» EXERCISE PROMPT:
Reproduce the listing that follows with no differences at all.

» THE RECORDS:
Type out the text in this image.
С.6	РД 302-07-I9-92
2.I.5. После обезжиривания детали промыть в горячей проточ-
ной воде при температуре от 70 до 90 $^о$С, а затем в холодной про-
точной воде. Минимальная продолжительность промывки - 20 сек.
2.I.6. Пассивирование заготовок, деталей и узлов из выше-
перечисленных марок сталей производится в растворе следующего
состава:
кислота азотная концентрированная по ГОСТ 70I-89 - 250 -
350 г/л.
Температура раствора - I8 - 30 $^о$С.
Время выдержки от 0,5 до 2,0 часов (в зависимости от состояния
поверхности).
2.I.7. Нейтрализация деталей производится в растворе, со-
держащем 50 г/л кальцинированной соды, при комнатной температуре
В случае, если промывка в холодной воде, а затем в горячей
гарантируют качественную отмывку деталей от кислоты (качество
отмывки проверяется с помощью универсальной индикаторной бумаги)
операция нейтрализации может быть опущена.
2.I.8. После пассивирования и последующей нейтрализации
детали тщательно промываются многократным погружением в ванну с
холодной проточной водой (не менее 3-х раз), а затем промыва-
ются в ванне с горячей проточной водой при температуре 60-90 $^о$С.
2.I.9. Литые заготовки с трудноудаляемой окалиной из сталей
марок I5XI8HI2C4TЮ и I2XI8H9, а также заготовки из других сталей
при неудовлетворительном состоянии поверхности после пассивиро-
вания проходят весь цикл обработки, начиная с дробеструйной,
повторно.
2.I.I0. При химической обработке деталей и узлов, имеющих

» RESULT:
Type out the text in this image.
С.6	РД 302-07-I9-92
2.I.5. После обезжиривания детали промыть в горячей проточ-
ной воде при температуре от 70 до 90 $^о$С, а затем в холодной про-
точной воде. Минимальная продолжительность промывки - 20 сек.
2.I.6. Пассивирование заготовок, деталей и узлов из выше-
перечисленных марок сталей производится в растворе следующего
состава:
кислота азотная концентрированная по ГОСТ 70I-89 - 250 -
350 г/л.
Температура раствора - I8 - 30 $^о$С.
Время выдержки от 0,5 до 2,0 часов (в зависимости от состояния
поверхности).
2.I.7. Нейтрализация деталей производится в растворе, со-
держащем 50 г/л кальцинированной соды, при комнатной температуре
В случае, если промывка в холодной воде, а затем в горячей
гарантируют качественную отмывку деталей от кислоты (качество
отмывки проверяется с помощью универсальной индикаторной бумаги)
операция нейтрализации может быть опущена.
2.I.8. После пассивирования и последующей нейтрализации
детали тщательно промываются многократным погружением в ванну с
холодной проточной водой (не менее 3-х раз), а затем промыва-
ются в ванне с горячей проточной водой при температуре 60-90 $^о$С.
2.I.9. Литые заготовки с трудноудаляемой окалиной из сталей
марок I5XI8HI2C4TЮ и I2XI8H9, а также заготовки из других сталей
при неудовлетворительном состоянии поверхности после пассивиро-
вания проходят весь цикл обработки, начиная с дробеструйной,
повторно.
2.I.I0. При химической обработке деталей и узлов, имеющих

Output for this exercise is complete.